Dataset rows about figures:

— START —

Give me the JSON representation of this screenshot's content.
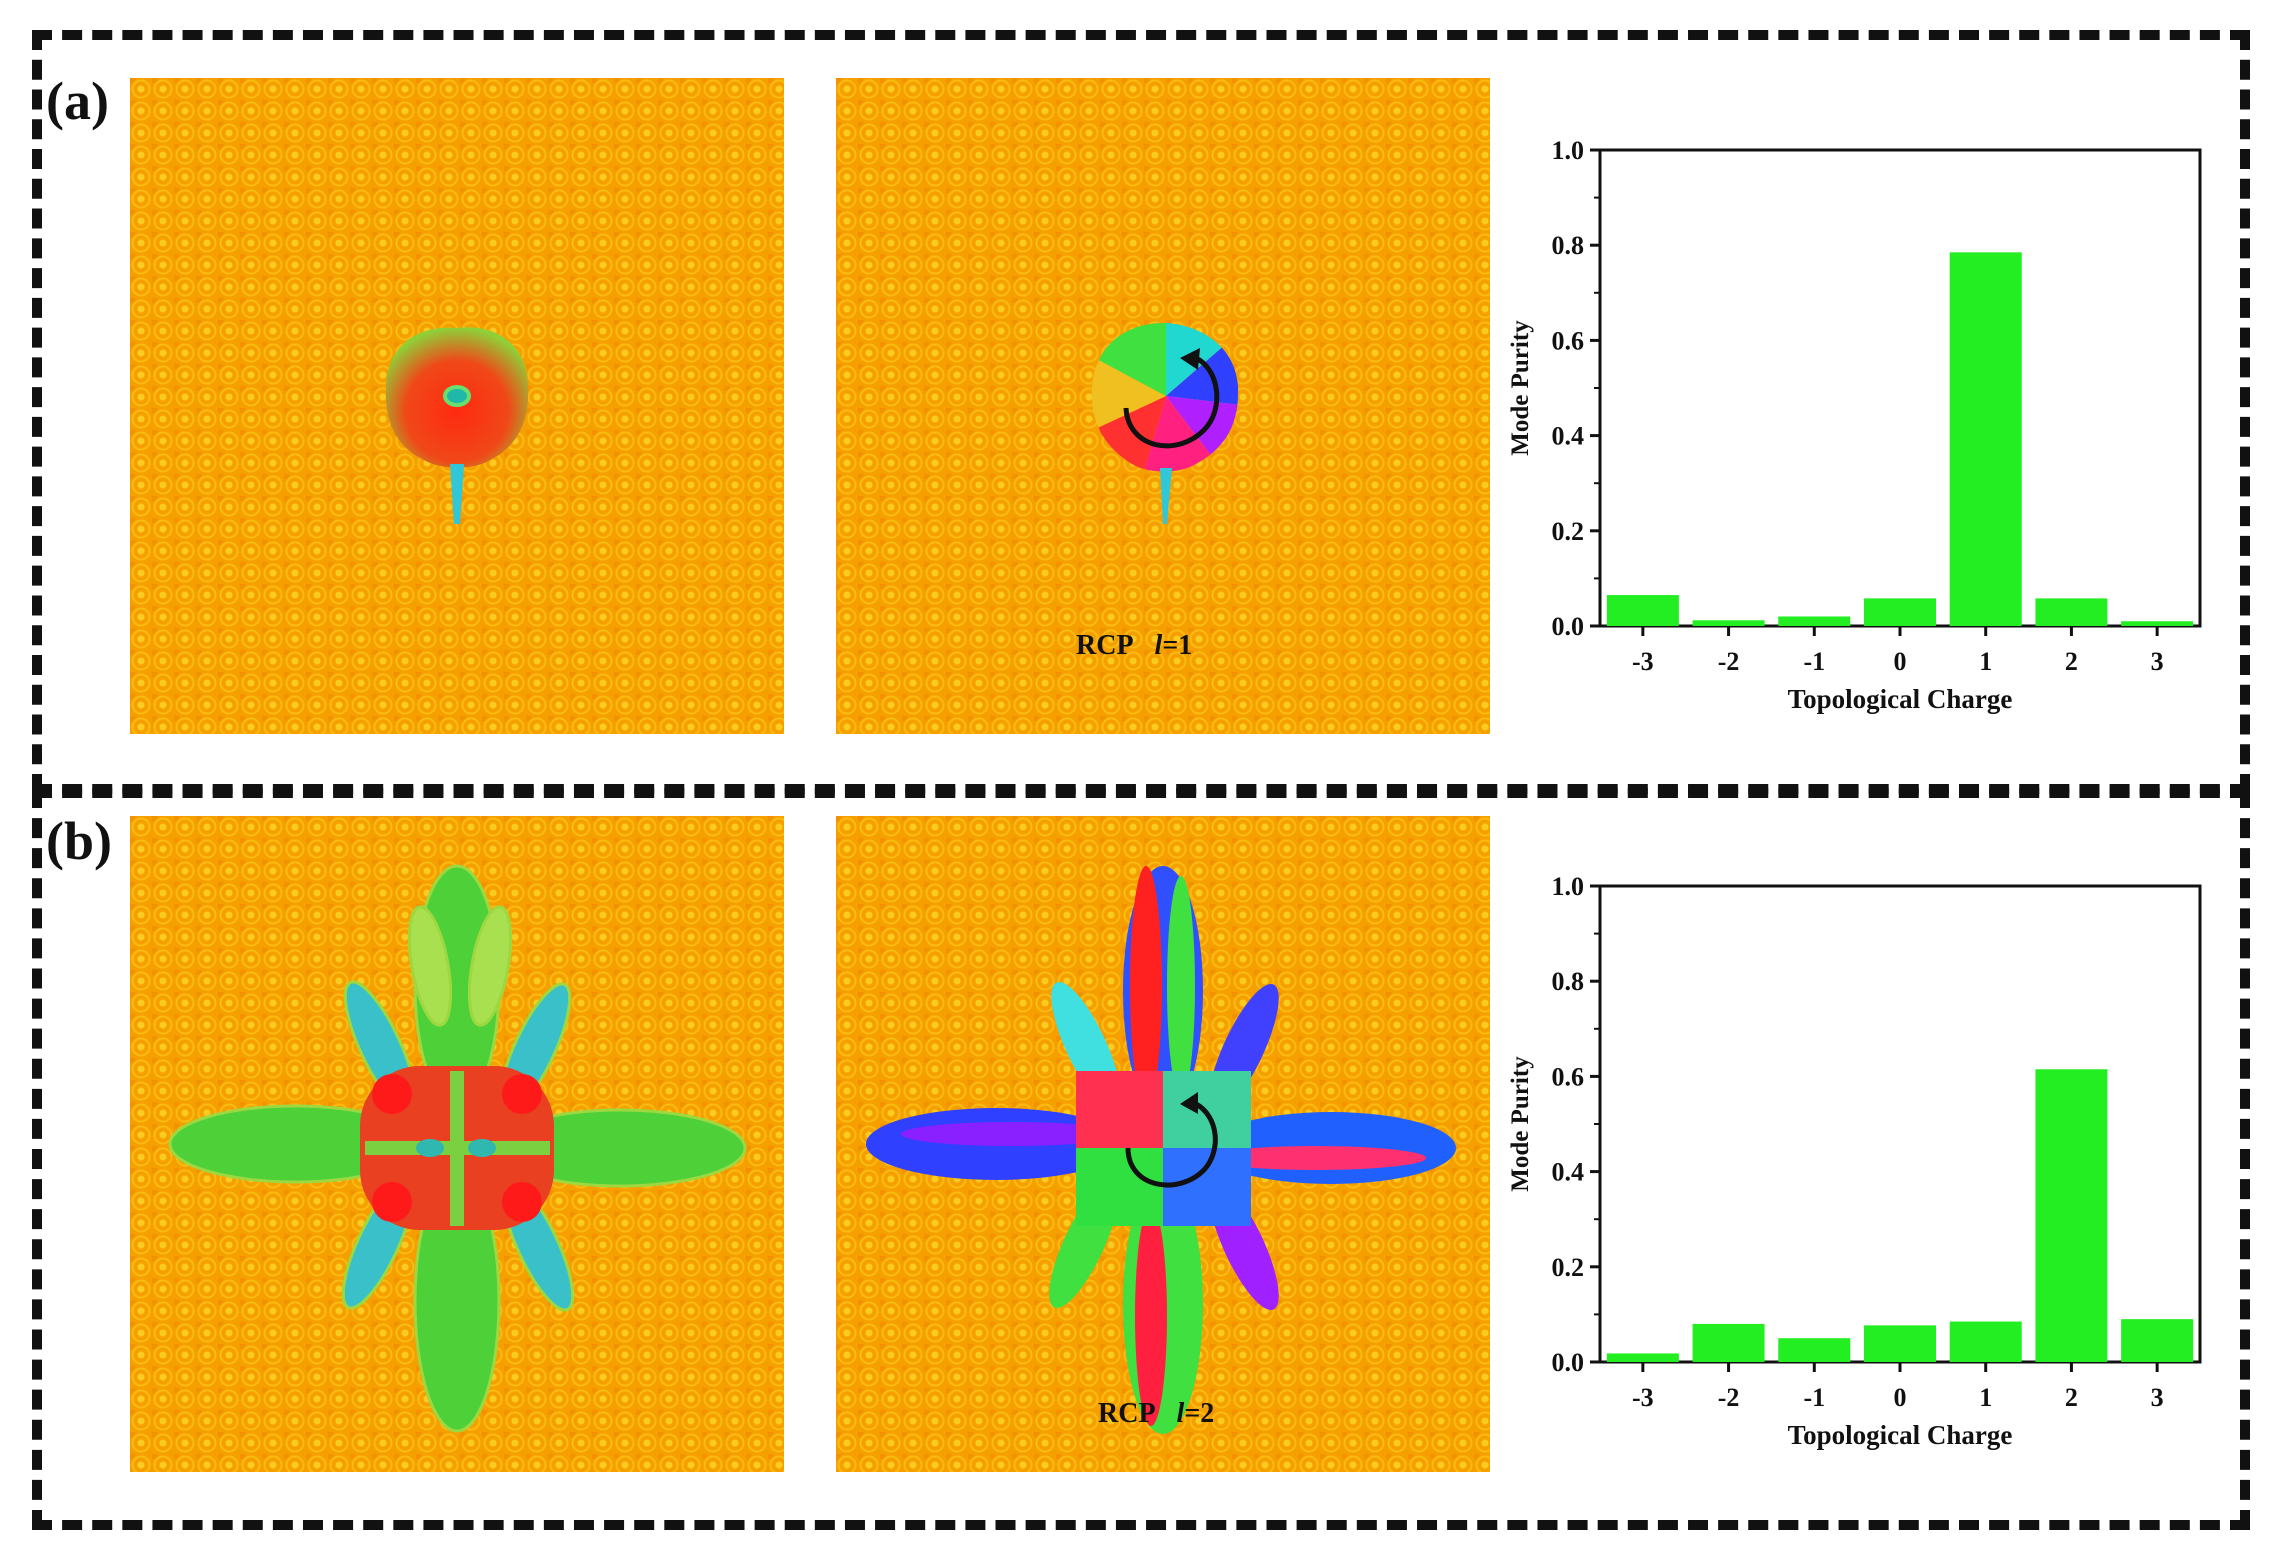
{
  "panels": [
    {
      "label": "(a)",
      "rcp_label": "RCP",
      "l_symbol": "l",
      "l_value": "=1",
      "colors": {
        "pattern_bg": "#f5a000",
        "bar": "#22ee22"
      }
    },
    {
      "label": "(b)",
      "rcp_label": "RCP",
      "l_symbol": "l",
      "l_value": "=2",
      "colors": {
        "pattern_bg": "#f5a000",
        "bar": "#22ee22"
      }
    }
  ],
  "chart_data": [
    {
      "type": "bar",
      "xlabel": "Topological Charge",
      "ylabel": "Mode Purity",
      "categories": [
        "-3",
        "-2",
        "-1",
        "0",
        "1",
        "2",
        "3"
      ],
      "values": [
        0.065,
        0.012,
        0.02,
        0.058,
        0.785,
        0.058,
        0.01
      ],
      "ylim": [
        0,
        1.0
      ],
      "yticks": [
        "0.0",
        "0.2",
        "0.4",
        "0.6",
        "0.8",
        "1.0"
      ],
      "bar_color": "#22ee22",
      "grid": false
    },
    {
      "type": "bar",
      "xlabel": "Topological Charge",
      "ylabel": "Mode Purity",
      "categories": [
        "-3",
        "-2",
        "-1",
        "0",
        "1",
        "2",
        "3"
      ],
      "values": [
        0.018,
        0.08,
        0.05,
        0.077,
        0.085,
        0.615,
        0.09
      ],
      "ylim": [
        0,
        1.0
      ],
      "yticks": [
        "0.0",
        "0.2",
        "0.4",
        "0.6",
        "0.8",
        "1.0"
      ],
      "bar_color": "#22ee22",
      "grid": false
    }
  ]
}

— END —
— START —

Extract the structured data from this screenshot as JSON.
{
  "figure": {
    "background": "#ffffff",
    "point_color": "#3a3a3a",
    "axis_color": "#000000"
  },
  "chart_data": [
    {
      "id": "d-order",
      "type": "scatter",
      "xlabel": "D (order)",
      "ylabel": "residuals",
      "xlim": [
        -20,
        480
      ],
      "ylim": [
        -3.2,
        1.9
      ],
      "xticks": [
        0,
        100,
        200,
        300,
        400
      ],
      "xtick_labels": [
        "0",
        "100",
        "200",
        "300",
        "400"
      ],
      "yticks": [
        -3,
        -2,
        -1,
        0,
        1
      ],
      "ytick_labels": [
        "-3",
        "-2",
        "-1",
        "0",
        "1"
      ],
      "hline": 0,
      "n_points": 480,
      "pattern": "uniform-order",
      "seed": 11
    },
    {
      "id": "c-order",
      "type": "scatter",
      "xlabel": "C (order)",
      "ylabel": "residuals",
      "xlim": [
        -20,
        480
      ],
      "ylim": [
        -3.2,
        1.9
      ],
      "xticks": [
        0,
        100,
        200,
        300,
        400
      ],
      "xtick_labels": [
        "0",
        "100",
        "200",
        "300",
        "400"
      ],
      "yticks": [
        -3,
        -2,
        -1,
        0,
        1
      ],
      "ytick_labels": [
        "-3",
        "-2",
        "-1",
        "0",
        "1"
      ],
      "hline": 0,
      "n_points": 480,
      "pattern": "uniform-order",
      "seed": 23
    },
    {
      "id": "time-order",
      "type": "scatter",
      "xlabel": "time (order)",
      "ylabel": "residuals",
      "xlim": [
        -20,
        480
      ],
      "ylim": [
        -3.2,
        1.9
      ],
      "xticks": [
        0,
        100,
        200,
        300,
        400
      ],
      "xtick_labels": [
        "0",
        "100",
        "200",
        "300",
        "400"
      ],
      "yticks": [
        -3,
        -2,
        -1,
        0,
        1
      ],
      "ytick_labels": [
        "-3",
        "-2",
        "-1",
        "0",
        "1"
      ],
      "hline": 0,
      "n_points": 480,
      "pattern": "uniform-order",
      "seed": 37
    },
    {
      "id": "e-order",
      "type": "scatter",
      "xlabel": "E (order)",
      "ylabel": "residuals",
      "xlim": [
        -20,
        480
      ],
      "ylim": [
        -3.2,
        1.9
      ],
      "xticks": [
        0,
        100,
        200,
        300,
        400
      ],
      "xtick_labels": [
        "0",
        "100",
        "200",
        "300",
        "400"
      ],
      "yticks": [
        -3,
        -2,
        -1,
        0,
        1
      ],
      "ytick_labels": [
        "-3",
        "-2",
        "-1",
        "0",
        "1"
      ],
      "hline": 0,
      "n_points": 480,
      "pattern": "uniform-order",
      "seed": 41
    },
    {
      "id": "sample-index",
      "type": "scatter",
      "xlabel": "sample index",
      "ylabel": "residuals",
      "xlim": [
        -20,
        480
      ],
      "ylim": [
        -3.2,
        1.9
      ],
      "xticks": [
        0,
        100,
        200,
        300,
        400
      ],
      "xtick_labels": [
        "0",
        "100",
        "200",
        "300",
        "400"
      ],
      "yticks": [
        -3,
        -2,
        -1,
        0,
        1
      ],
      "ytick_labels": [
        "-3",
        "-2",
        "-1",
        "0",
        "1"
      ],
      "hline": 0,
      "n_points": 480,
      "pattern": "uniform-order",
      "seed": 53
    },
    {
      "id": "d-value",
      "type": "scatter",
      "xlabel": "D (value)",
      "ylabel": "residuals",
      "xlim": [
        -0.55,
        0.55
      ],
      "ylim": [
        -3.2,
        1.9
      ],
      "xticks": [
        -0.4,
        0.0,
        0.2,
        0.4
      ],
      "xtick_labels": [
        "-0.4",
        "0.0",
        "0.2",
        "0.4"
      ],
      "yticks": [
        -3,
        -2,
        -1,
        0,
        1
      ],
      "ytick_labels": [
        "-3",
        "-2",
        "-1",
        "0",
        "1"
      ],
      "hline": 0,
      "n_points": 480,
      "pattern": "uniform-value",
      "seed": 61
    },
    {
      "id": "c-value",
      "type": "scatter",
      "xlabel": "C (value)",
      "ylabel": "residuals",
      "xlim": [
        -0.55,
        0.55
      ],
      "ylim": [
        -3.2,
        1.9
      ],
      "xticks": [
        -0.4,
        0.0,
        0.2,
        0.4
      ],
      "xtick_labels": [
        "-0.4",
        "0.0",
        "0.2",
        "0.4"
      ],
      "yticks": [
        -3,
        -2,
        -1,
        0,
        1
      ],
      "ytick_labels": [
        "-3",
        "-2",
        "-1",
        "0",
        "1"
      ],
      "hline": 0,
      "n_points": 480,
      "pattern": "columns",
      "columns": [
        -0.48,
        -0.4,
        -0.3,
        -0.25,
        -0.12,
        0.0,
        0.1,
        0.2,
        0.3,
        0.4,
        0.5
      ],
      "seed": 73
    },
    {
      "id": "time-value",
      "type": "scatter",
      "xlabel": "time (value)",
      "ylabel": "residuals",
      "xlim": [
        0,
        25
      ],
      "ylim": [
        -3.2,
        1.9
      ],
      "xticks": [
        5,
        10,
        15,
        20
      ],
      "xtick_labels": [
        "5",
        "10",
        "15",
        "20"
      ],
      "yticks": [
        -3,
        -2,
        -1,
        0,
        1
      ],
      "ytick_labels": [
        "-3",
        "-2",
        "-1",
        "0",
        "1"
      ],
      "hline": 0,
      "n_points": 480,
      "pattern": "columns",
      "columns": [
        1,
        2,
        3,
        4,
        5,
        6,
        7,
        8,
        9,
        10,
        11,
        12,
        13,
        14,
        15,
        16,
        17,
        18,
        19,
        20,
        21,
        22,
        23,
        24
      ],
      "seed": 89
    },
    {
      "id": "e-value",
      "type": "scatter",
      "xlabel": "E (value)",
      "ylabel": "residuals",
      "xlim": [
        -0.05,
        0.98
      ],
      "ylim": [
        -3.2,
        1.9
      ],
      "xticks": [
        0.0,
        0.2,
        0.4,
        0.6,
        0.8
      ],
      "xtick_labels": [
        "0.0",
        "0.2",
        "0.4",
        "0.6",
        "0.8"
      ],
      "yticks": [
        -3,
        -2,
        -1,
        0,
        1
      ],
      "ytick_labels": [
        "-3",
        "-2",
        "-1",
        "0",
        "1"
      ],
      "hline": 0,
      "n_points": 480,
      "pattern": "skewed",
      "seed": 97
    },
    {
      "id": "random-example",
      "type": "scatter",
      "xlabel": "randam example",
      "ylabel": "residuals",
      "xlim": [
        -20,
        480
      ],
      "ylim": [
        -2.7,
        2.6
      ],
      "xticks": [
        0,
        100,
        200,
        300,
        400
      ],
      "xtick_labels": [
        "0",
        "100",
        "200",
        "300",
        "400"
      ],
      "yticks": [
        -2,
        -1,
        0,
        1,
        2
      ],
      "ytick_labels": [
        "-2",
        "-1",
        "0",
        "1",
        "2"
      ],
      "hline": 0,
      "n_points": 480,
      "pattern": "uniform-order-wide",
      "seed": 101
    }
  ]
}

— END —

-- WHAT THE EXERCISE ASKS --
Extract, from the listing above, every line where the string "index" occurs.

-- COMPLETE OUTPUT --
      "id": "sample-index",
      "xlabel": "sample index",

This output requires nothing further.